*** DATA SUPPLIED

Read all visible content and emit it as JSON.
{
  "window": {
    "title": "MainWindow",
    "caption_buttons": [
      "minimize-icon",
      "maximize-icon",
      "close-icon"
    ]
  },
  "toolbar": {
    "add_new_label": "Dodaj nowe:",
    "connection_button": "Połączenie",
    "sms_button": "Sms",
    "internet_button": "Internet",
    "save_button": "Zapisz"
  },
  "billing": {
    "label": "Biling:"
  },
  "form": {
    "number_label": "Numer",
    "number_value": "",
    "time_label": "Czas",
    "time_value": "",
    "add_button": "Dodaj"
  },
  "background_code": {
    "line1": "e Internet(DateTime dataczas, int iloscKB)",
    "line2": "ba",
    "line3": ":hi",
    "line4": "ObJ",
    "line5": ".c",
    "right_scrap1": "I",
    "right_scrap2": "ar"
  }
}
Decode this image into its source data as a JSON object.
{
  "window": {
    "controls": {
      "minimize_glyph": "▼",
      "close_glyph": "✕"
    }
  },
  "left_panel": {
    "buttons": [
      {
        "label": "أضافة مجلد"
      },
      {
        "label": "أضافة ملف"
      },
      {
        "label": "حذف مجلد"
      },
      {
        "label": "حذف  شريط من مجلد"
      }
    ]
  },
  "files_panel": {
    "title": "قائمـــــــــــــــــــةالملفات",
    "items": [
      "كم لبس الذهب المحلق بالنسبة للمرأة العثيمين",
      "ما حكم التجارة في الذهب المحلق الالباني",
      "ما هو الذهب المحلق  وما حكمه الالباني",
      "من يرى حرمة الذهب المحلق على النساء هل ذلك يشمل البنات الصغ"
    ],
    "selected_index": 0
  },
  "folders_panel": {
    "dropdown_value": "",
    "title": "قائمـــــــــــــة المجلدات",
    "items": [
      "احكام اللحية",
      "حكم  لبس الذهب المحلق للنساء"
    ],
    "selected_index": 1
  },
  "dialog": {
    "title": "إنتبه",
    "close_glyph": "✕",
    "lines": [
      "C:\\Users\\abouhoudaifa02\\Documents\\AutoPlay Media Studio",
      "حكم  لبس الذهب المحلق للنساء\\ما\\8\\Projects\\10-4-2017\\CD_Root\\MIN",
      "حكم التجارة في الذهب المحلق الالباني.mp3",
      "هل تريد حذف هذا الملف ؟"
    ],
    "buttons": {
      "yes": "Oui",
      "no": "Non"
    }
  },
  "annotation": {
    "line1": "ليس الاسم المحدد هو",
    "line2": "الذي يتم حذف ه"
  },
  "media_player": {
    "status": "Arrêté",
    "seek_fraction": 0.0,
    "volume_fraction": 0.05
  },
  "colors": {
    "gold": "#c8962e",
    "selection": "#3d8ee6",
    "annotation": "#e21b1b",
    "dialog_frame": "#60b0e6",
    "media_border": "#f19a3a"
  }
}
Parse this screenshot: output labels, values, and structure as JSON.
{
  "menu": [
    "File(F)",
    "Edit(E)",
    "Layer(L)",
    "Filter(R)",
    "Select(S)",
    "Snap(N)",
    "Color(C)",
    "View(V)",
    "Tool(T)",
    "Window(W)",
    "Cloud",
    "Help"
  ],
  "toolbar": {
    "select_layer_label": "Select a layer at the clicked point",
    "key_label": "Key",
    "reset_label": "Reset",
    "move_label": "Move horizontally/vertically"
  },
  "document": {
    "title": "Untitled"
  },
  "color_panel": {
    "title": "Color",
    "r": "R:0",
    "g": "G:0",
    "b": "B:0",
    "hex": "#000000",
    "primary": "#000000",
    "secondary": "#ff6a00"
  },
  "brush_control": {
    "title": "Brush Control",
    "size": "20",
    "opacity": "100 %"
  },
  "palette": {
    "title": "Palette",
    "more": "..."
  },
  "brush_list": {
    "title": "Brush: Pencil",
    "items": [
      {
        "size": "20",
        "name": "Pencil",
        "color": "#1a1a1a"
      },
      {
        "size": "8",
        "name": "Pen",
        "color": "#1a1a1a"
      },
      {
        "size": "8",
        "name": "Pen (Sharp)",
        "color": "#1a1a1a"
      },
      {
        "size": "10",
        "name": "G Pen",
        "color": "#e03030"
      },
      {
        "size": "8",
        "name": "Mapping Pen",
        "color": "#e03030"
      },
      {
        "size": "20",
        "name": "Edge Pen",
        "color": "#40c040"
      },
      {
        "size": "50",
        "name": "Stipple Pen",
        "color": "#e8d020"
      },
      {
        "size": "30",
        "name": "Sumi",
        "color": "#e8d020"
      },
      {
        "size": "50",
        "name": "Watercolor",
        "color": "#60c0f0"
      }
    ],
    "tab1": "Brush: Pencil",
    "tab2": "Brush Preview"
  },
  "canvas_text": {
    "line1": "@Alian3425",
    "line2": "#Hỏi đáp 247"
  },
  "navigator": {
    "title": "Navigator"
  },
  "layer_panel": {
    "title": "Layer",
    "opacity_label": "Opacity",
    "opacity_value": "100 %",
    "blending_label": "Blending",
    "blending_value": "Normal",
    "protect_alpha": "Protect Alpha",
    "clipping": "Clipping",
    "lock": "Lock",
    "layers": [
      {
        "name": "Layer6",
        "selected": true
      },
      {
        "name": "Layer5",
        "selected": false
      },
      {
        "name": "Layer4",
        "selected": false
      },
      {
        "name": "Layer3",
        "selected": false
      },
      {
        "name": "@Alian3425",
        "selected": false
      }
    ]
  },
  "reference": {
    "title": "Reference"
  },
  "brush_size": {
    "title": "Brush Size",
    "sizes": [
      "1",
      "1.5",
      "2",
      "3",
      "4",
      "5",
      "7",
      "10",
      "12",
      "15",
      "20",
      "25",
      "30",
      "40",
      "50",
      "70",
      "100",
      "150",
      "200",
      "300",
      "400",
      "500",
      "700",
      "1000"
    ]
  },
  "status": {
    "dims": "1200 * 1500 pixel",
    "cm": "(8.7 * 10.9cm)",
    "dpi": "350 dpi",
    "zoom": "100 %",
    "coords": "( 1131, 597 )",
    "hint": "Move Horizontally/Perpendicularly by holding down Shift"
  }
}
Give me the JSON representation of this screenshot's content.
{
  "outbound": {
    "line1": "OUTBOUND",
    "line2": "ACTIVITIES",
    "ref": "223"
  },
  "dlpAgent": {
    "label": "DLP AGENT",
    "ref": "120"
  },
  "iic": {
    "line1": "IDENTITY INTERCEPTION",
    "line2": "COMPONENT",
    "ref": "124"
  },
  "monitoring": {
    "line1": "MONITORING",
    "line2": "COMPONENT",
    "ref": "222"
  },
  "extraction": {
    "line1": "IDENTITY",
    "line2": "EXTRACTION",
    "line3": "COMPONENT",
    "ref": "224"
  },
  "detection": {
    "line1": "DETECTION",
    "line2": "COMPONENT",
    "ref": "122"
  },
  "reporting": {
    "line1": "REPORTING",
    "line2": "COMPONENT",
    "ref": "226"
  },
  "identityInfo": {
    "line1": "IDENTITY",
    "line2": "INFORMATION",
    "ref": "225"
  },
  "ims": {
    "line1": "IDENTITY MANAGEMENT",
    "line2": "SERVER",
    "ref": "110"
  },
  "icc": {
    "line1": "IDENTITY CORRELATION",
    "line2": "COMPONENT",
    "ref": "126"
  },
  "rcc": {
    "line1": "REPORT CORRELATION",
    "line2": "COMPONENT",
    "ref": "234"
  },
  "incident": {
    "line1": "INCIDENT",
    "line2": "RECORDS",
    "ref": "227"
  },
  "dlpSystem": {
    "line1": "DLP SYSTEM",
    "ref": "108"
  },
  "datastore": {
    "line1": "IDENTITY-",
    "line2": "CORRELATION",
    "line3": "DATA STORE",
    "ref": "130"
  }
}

******

» WHAT IS EXPECTED
Return the whole listing exactly.

» FINAL RESULT
Read all visible content and emit it as JSON.
{
  "window": {
    "title": "MainWindow",
    "caption_buttons": [
      "minimize-icon",
      "maximize-icon",
      "close-icon"
    ]
  },
  "toolbar": {
    "add_new_label": "Dodaj nowe:",
    "connection_button": "Połączenie",
    "sms_button": "Sms",
    "internet_button": "Internet",
    "save_button": "Zapisz"
  },
  "billing": {
    "label": "Biling:"
  },
  "form": {
    "number_label": "Numer",
    "number_value": "",
    "time_label": "Czas",
    "time_value": "",
    "add_button": "Dodaj"
  },
  "background_code": {
    "line1": "e Internet(DateTime dataczas, int iloscKB)",
    "line2": "ba",
    "line3": ":hi",
    "line4": "ObJ",
    "line5": ".c",
    "right_scrap1": "I",
    "right_scrap2": "ar"
  }
}
Decode this image into its source data as a JSON object.
{
  "window": {
    "controls": {
      "minimize_glyph": "▼",
      "close_glyph": "✕"
    }
  },
  "left_panel": {
    "buttons": [
      {
        "label": "أضافة مجلد"
      },
      {
        "label": "أضافة ملف"
      },
      {
        "label": "حذف مجلد"
      },
      {
        "label": "حذف  شريط من مجلد"
      }
    ]
  },
  "files_panel": {
    "title": "قائمـــــــــــــــــــةالملفات",
    "items": [
      "كم لبس الذهب المحلق بالنسبة للمرأة العثيمين",
      "ما حكم التجارة في الذهب المحلق الالباني",
      "ما هو الذهب المحلق  وما حكمه الالباني",
      "من يرى حرمة الذهب المحلق على النساء هل ذلك يشمل البنات الصغ"
    ],
    "selected_index": 0
  },
  "folders_panel": {
    "dropdown_value": "",
    "title": "قائمـــــــــــــة المجلدات",
    "items": [
      "احكام اللحية",
      "حكم  لبس الذهب المحلق للنساء"
    ],
    "selected_index": 1
  },
  "dialog": {
    "title": "إنتبه",
    "close_glyph": "✕",
    "lines": [
      "C:\\Users\\abouhoudaifa02\\Documents\\AutoPlay Media Studio",
      "حكم  لبس الذهب المحلق للنساء\\ما\\8\\Projects\\10-4-2017\\CD_Root\\MIN",
      "حكم التجارة في الذهب المحلق الالباني.mp3",
      "هل تريد حذف هذا الملف ؟"
    ],
    "buttons": {
      "yes": "Oui",
      "no": "Non"
    }
  },
  "annotation": {
    "line1": "ليس الاسم المحدد هو",
    "line2": "الذي يتم حذف ه"
  },
  "media_player": {
    "status": "Arrêté",
    "seek_fraction": 0.0,
    "volume_fraction": 0.05
  },
  "colors": {
    "gold": "#c8962e",
    "selection": "#3d8ee6",
    "annotation": "#e21b1b",
    "dialog_frame": "#60b0e6",
    "media_border": "#f19a3a"
  }
}
Parse this screenshot: output labels, values, and structure as JSON.
{
  "menu": [
    "File(F)",
    "Edit(E)",
    "Layer(L)",
    "Filter(R)",
    "Select(S)",
    "Snap(N)",
    "Color(C)",
    "View(V)",
    "Tool(T)",
    "Window(W)",
    "Cloud",
    "Help"
  ],
  "toolbar": {
    "select_layer_label": "Select a layer at the clicked point",
    "key_label": "Key",
    "reset_label": "Reset",
    "move_label": "Move horizontally/vertically"
  },
  "document": {
    "title": "Untitled"
  },
  "color_panel": {
    "title": "Color",
    "r": "R:0",
    "g": "G:0",
    "b": "B:0",
    "hex": "#000000",
    "primary": "#000000",
    "secondary": "#ff6a00"
  },
  "brush_control": {
    "title": "Brush Control",
    "size": "20",
    "opacity": "100 %"
  },
  "palette": {
    "title": "Palette",
    "more": "..."
  },
  "brush_list": {
    "title": "Brush: Pencil",
    "items": [
      {
        "size": "20",
        "name": "Pencil",
        "color": "#1a1a1a"
      },
      {
        "size": "8",
        "name": "Pen",
        "color": "#1a1a1a"
      },
      {
        "size": "8",
        "name": "Pen (Sharp)",
        "color": "#1a1a1a"
      },
      {
        "size": "10",
        "name": "G Pen",
        "color": "#e03030"
      },
      {
        "size": "8",
        "name": "Mapping Pen",
        "color": "#e03030"
      },
      {
        "size": "20",
        "name": "Edge Pen",
        "color": "#40c040"
      },
      {
        "size": "50",
        "name": "Stipple Pen",
        "color": "#e8d020"
      },
      {
        "size": "30",
        "name": "Sumi",
        "color": "#e8d020"
      },
      {
        "size": "50",
        "name": "Watercolor",
        "color": "#60c0f0"
      }
    ],
    "tab1": "Brush: Pencil",
    "tab2": "Brush Preview"
  },
  "canvas_text": {
    "line1": "@Alian3425",
    "line2": "#Hỏi đáp 247"
  },
  "navigator": {
    "title": "Navigator"
  },
  "layer_panel": {
    "title": "Layer",
    "opacity_label": "Opacity",
    "opacity_value": "100 %",
    "blending_label": "Blending",
    "blending_value": "Normal",
    "protect_alpha": "Protect Alpha",
    "clipping": "Clipping",
    "lock": "Lock",
    "layers": [
      {
        "name": "Layer6",
        "selected": true
      },
      {
        "name": "Layer5",
        "selected": false
      },
      {
        "name": "Layer4",
        "selected": false
      },
      {
        "name": "Layer3",
        "selected": false
      },
      {
        "name": "@Alian3425",
        "selected": false
      }
    ]
  },
  "reference": {
    "title": "Reference"
  },
  "brush_size": {
    "title": "Brush Size",
    "sizes": [
      "1",
      "1.5",
      "2",
      "3",
      "4",
      "5",
      "7",
      "10",
      "12",
      "15",
      "20",
      "25",
      "30",
      "40",
      "50",
      "70",
      "100",
      "150",
      "200",
      "300",
      "400",
      "500",
      "700",
      "1000"
    ]
  },
  "status": {
    "dims": "1200 * 1500 pixel",
    "cm": "(8.7 * 10.9cm)",
    "dpi": "350 dpi",
    "zoom": "100 %",
    "coords": "( 1131, 597 )",
    "hint": "Move Horizontally/Perpendicularly by holding down Shift"
  }
}
Give me the JSON representation of this screenshot's content.
{
  "outbound": {
    "line1": "OUTBOUND",
    "line2": "ACTIVITIES",
    "ref": "223"
  },
  "dlpAgent": {
    "label": "DLP AGENT",
    "ref": "120"
  },
  "iic": {
    "line1": "IDENTITY INTERCEPTION",
    "line2": "COMPONENT",
    "ref": "124"
  },
  "monitoring": {
    "line1": "MONITORING",
    "line2": "COMPONENT",
    "ref": "222"
  },
  "extraction": {
    "line1": "IDENTITY",
    "line2": "EXTRACTION",
    "line3": "COMPONENT",
    "ref": "224"
  },
  "detection": {
    "line1": "DETECTION",
    "line2": "COMPONENT",
    "ref": "122"
  },
  "reporting": {
    "line1": "REPORTING",
    "line2": "COMPONENT",
    "ref": "226"
  },
  "identityInfo": {
    "line1": "IDENTITY",
    "line2": "INFORMATION",
    "ref": "225"
  },
  "ims": {
    "line1": "IDENTITY MANAGEMENT",
    "line2": "SERVER",
    "ref": "110"
  },
  "icc": {
    "line1": "IDENTITY CORRELATION",
    "line2": "COMPONENT",
    "ref": "126"
  },
  "rcc": {
    "line1": "REPORT CORRELATION",
    "line2": "COMPONENT",
    "ref": "234"
  },
  "incident": {
    "line1": "INCIDENT",
    "line2": "RECORDS",
    "ref": "227"
  },
  "dlpSystem": {
    "line1": "DLP SYSTEM",
    "ref": "108"
  },
  "datastore": {
    "line1": "IDENTITY-",
    "line2": "CORRELATION",
    "line3": "DATA STORE",
    "ref": "130"
  }
}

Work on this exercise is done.